[Structured figure records]
______

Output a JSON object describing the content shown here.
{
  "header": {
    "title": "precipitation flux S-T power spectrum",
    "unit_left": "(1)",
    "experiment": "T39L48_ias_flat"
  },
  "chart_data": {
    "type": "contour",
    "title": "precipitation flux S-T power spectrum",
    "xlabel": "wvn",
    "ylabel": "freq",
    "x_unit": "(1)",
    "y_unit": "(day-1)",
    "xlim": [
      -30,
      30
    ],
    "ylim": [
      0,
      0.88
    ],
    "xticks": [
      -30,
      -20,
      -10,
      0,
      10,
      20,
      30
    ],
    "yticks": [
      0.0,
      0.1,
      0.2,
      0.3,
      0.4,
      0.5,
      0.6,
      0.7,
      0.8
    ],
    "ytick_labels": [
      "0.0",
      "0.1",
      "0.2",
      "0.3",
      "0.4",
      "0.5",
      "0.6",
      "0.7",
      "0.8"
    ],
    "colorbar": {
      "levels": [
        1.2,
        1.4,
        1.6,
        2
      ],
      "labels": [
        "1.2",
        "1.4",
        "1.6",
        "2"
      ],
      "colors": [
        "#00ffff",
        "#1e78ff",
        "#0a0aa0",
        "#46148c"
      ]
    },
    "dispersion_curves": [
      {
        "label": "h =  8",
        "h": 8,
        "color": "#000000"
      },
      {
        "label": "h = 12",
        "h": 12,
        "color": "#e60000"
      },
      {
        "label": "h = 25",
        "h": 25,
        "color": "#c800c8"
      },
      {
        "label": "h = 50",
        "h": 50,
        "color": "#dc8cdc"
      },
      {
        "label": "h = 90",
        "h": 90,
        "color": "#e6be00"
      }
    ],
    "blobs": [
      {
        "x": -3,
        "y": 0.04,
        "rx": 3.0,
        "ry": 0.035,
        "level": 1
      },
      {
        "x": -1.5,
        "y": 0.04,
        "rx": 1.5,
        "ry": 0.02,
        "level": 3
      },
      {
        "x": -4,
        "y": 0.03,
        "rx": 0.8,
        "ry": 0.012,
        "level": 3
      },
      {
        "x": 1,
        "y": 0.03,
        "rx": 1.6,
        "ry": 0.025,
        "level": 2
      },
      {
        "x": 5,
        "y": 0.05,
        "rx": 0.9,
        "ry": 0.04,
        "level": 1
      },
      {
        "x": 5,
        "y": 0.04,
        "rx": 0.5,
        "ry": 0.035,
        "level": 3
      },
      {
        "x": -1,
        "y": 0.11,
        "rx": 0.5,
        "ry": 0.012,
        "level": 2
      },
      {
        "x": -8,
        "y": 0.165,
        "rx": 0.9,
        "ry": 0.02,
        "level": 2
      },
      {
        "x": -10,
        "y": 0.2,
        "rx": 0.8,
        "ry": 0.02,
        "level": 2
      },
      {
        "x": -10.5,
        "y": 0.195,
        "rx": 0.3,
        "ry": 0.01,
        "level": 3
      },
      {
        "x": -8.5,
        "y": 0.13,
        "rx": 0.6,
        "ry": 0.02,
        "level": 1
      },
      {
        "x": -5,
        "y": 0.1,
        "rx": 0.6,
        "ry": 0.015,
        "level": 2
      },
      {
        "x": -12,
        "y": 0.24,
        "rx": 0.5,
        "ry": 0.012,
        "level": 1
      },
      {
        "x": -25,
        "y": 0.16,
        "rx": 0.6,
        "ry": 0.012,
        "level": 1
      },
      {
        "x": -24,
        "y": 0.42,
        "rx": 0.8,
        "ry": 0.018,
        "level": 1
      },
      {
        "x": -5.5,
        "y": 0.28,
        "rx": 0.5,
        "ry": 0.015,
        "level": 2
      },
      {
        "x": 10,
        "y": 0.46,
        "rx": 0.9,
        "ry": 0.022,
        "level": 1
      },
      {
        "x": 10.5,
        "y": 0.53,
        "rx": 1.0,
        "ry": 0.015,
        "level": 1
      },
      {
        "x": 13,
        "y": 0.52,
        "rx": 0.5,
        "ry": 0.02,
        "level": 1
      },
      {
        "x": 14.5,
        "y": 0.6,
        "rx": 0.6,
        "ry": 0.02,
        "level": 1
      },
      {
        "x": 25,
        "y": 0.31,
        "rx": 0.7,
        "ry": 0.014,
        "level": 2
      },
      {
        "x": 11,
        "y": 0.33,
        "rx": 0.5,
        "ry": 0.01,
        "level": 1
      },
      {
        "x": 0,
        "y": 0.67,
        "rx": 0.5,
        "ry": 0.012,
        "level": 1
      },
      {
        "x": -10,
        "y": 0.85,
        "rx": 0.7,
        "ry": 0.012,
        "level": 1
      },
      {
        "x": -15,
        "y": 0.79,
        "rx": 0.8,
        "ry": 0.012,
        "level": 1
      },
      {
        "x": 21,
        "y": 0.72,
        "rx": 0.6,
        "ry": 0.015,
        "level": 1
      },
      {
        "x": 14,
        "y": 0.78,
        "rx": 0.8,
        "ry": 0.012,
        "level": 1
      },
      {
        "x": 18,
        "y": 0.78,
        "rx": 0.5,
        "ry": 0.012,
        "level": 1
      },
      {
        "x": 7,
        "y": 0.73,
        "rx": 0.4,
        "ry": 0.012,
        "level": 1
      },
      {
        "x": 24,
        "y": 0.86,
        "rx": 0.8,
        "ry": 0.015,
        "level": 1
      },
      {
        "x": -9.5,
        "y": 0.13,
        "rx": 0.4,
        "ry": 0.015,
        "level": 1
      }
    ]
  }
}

______

YOUR TASK
Produce an exact copy of all the records.

SOLUTION
Output a JSON object describing the content shown here.
{
  "header": {
    "title": "precipitation flux S-T power spectrum",
    "unit_left": "(1)",
    "experiment": "T39L48_ias_flat"
  },
  "chart_data": {
    "type": "contour",
    "title": "precipitation flux S-T power spectrum",
    "xlabel": "wvn",
    "ylabel": "freq",
    "x_unit": "(1)",
    "y_unit": "(day-1)",
    "xlim": [
      -30,
      30
    ],
    "ylim": [
      0,
      0.88
    ],
    "xticks": [
      -30,
      -20,
      -10,
      0,
      10,
      20,
      30
    ],
    "yticks": [
      0.0,
      0.1,
      0.2,
      0.3,
      0.4,
      0.5,
      0.6,
      0.7,
      0.8
    ],
    "ytick_labels": [
      "0.0",
      "0.1",
      "0.2",
      "0.3",
      "0.4",
      "0.5",
      "0.6",
      "0.7",
      "0.8"
    ],
    "colorbar": {
      "levels": [
        1.2,
        1.4,
        1.6,
        2
      ],
      "labels": [
        "1.2",
        "1.4",
        "1.6",
        "2"
      ],
      "colors": [
        "#00ffff",
        "#1e78ff",
        "#0a0aa0",
        "#46148c"
      ]
    },
    "dispersion_curves": [
      {
        "label": "h =  8",
        "h": 8,
        "color": "#000000"
      },
      {
        "label": "h = 12",
        "h": 12,
        "color": "#e60000"
      },
      {
        "label": "h = 25",
        "h": 25,
        "color": "#c800c8"
      },
      {
        "label": "h = 50",
        "h": 50,
        "color": "#dc8cdc"
      },
      {
        "label": "h = 90",
        "h": 90,
        "color": "#e6be00"
      }
    ],
    "blobs": [
      {
        "x": -3,
        "y": 0.04,
        "rx": 3.0,
        "ry": 0.035,
        "level": 1
      },
      {
        "x": -1.5,
        "y": 0.04,
        "rx": 1.5,
        "ry": 0.02,
        "level": 3
      },
      {
        "x": -4,
        "y": 0.03,
        "rx": 0.8,
        "ry": 0.012,
        "level": 3
      },
      {
        "x": 1,
        "y": 0.03,
        "rx": 1.6,
        "ry": 0.025,
        "level": 2
      },
      {
        "x": 5,
        "y": 0.05,
        "rx": 0.9,
        "ry": 0.04,
        "level": 1
      },
      {
        "x": 5,
        "y": 0.04,
        "rx": 0.5,
        "ry": 0.035,
        "level": 3
      },
      {
        "x": -1,
        "y": 0.11,
        "rx": 0.5,
        "ry": 0.012,
        "level": 2
      },
      {
        "x": -8,
        "y": 0.165,
        "rx": 0.9,
        "ry": 0.02,
        "level": 2
      },
      {
        "x": -10,
        "y": 0.2,
        "rx": 0.8,
        "ry": 0.02,
        "level": 2
      },
      {
        "x": -10.5,
        "y": 0.195,
        "rx": 0.3,
        "ry": 0.01,
        "level": 3
      },
      {
        "x": -8.5,
        "y": 0.13,
        "rx": 0.6,
        "ry": 0.02,
        "level": 1
      },
      {
        "x": -5,
        "y": 0.1,
        "rx": 0.6,
        "ry": 0.015,
        "level": 2
      },
      {
        "x": -12,
        "y": 0.24,
        "rx": 0.5,
        "ry": 0.012,
        "level": 1
      },
      {
        "x": -25,
        "y": 0.16,
        "rx": 0.6,
        "ry": 0.012,
        "level": 1
      },
      {
        "x": -24,
        "y": 0.42,
        "rx": 0.8,
        "ry": 0.018,
        "level": 1
      },
      {
        "x": -5.5,
        "y": 0.28,
        "rx": 0.5,
        "ry": 0.015,
        "level": 2
      },
      {
        "x": 10,
        "y": 0.46,
        "rx": 0.9,
        "ry": 0.022,
        "level": 1
      },
      {
        "x": 10.5,
        "y": 0.53,
        "rx": 1.0,
        "ry": 0.015,
        "level": 1
      },
      {
        "x": 13,
        "y": 0.52,
        "rx": 0.5,
        "ry": 0.02,
        "level": 1
      },
      {
        "x": 14.5,
        "y": 0.6,
        "rx": 0.6,
        "ry": 0.02,
        "level": 1
      },
      {
        "x": 25,
        "y": 0.31,
        "rx": 0.7,
        "ry": 0.014,
        "level": 2
      },
      {
        "x": 11,
        "y": 0.33,
        "rx": 0.5,
        "ry": 0.01,
        "level": 1
      },
      {
        "x": 0,
        "y": 0.67,
        "rx": 0.5,
        "ry": 0.012,
        "level": 1
      },
      {
        "x": -10,
        "y": 0.85,
        "rx": 0.7,
        "ry": 0.012,
        "level": 1
      },
      {
        "x": -15,
        "y": 0.79,
        "rx": 0.8,
        "ry": 0.012,
        "level": 1
      },
      {
        "x": 21,
        "y": 0.72,
        "rx": 0.6,
        "ry": 0.015,
        "level": 1
      },
      {
        "x": 14,
        "y": 0.78,
        "rx": 0.8,
        "ry": 0.012,
        "level": 1
      },
      {
        "x": 18,
        "y": 0.78,
        "rx": 0.5,
        "ry": 0.012,
        "level": 1
      },
      {
        "x": 7,
        "y": 0.73,
        "rx": 0.4,
        "ry": 0.012,
        "level": 1
      },
      {
        "x": 24,
        "y": 0.86,
        "rx": 0.8,
        "ry": 0.015,
        "level": 1
      },
      {
        "x": -9.5,
        "y": 0.13,
        "rx": 0.4,
        "ry": 0.015,
        "level": 1
      }
    ]
  }
}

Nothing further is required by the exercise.